Data excerpts –
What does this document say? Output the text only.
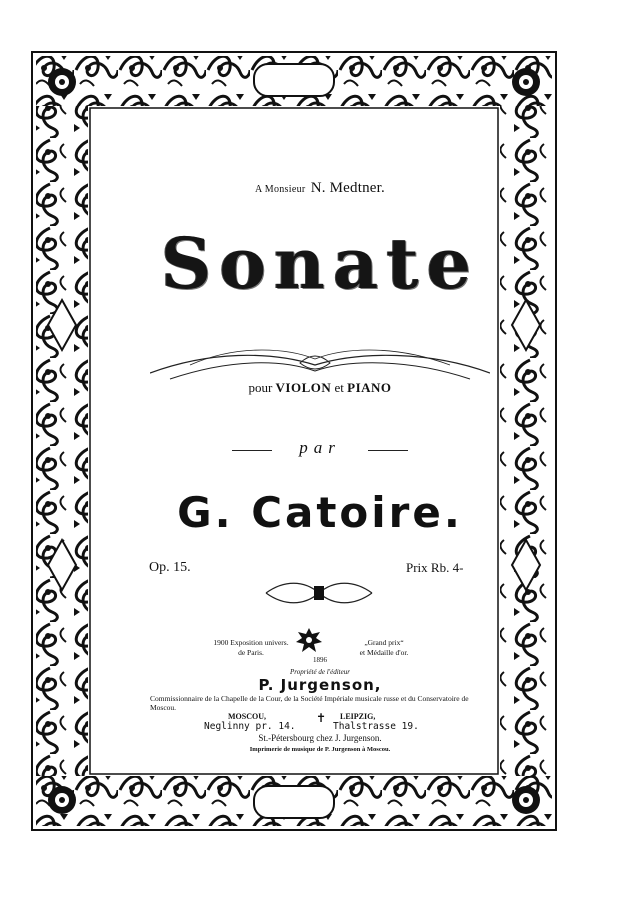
A Monsieur N. Medtner.
Sonate
pour VIOLON et PIANO
par
G. Catoire.
Op. 15.	Prix Rb. 4-
1900 Exposition univers.
de Paris.
„Grand prix“
et Médaille d'or.
1896
Propriété de l'éditeur
P. Jurgenson,
Commissionnaire de la Chapelle de la Cour, de la Société Impériale musicale russe et du Conservatoire de Moscou.
MOSCOU,
Neglinny pr. 14.
✝ LEIPZIG,
Thalstrasse 19.
St.-Pétersbourg chez J. Jurgenson.
Imprimerie de musique de P. Jurgenson à Moscou.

Work required – Only lines with "Jurgenson" are wanted here; list each of them.

In response –
P. Jurgenson,
St.-Pétersbourg chez J. Jurgenson.
Imprimerie de musique de P. Jurgenson à Moscou.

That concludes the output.